*** RECORDS PROVIDED ***

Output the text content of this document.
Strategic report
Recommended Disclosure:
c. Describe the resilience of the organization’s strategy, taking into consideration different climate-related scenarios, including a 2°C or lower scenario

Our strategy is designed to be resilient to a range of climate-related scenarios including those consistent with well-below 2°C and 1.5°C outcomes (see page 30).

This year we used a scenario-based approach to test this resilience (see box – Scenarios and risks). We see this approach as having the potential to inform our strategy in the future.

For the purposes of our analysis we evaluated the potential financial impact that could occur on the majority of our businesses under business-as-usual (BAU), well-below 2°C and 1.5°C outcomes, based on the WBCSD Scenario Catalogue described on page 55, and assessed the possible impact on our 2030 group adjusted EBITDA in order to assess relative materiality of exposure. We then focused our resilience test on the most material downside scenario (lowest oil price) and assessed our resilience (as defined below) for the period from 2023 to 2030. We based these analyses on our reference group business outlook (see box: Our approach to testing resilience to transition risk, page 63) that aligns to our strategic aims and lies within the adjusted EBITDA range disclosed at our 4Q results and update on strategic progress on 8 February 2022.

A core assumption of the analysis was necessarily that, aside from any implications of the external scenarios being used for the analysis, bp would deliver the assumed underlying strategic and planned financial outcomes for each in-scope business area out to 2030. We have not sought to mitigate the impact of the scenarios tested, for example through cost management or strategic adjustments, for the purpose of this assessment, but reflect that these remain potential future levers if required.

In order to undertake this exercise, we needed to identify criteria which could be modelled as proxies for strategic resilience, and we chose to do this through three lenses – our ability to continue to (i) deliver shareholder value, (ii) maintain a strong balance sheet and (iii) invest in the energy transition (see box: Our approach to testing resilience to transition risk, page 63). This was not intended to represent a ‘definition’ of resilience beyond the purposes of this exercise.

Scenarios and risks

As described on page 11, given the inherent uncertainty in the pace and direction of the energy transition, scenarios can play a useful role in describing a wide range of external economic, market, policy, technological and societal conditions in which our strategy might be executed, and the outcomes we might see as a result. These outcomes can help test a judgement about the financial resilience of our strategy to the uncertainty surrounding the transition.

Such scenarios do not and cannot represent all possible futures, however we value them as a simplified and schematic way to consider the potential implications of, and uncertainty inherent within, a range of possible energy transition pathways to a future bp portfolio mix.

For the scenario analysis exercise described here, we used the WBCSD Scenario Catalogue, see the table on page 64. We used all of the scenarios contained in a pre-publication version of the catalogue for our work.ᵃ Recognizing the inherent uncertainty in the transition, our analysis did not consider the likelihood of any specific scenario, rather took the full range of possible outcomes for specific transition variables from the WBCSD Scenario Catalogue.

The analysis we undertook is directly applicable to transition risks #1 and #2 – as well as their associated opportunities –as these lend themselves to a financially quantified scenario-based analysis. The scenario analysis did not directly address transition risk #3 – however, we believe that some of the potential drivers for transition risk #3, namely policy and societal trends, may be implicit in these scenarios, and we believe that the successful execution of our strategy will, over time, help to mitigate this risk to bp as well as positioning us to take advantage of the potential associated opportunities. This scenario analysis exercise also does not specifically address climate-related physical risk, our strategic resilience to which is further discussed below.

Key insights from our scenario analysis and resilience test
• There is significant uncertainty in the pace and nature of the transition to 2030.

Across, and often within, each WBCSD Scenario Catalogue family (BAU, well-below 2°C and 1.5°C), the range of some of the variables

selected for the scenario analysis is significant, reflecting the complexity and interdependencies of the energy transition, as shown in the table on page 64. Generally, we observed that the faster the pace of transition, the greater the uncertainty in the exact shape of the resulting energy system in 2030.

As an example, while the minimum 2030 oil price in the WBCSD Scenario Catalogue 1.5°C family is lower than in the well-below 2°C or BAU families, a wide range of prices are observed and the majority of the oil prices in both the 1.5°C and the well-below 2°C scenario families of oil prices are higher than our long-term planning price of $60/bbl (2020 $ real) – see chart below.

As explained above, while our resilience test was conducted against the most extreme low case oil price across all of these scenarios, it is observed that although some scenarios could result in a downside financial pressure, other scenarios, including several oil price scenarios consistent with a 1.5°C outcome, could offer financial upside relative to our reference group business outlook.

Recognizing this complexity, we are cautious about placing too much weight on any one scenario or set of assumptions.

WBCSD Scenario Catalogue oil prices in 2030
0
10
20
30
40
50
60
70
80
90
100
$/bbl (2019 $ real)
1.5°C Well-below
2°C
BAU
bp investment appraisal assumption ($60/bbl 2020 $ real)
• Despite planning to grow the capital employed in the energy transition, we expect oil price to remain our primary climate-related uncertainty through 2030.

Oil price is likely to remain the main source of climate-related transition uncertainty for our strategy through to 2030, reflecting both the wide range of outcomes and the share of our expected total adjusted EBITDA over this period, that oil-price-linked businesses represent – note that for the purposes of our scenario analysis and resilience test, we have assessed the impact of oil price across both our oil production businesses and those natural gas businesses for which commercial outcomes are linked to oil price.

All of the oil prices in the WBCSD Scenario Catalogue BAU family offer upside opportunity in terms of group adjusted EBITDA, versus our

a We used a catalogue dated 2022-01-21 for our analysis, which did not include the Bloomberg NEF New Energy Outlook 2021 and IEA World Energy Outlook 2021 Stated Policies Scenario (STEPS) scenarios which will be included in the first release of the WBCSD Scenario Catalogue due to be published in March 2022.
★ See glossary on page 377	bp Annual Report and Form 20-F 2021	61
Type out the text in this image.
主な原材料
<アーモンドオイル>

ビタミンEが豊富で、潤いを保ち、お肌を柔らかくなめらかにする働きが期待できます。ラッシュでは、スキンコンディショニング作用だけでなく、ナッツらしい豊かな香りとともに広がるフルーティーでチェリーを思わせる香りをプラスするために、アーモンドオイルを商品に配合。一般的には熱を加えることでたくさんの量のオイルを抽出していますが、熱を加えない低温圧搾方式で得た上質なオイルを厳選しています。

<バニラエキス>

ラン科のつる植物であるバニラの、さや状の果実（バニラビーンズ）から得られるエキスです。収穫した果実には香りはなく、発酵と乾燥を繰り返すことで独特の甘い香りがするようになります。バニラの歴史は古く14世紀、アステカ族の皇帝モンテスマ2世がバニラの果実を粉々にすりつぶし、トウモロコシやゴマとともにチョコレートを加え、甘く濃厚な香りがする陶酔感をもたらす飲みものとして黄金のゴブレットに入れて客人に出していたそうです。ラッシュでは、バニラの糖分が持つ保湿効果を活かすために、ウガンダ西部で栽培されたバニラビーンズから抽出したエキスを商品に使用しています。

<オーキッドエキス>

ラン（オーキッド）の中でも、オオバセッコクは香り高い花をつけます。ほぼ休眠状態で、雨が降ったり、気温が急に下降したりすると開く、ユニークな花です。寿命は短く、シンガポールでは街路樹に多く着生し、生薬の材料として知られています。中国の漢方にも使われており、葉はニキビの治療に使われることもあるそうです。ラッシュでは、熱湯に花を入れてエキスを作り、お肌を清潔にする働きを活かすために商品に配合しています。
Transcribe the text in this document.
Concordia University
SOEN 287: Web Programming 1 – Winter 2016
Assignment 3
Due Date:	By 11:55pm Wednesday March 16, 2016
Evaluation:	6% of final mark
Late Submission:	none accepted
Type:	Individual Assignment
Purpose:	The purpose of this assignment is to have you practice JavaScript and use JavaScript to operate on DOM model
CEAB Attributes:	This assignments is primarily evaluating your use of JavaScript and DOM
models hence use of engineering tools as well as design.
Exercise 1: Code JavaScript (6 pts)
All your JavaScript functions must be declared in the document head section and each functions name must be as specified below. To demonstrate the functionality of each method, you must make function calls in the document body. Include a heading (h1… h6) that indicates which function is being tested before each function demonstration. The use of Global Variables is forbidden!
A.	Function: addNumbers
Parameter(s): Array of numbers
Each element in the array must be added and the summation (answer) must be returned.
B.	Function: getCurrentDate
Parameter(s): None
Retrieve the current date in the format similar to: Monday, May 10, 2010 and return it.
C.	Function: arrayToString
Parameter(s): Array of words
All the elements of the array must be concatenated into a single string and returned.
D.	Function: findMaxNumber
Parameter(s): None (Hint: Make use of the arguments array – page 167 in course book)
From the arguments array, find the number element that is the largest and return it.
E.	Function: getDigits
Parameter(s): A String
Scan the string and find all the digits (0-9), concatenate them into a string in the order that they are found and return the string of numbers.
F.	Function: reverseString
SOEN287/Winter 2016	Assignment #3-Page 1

***

> WRITTEN EXERCISE:
Using the records above, copy each line that contains "arguments".

> EXERCISE RESULT:
Parameter(s): None (Hint: Make use of the arguments array – page 167 in course book)
From the arguments array, find the number element that is the largest and return it.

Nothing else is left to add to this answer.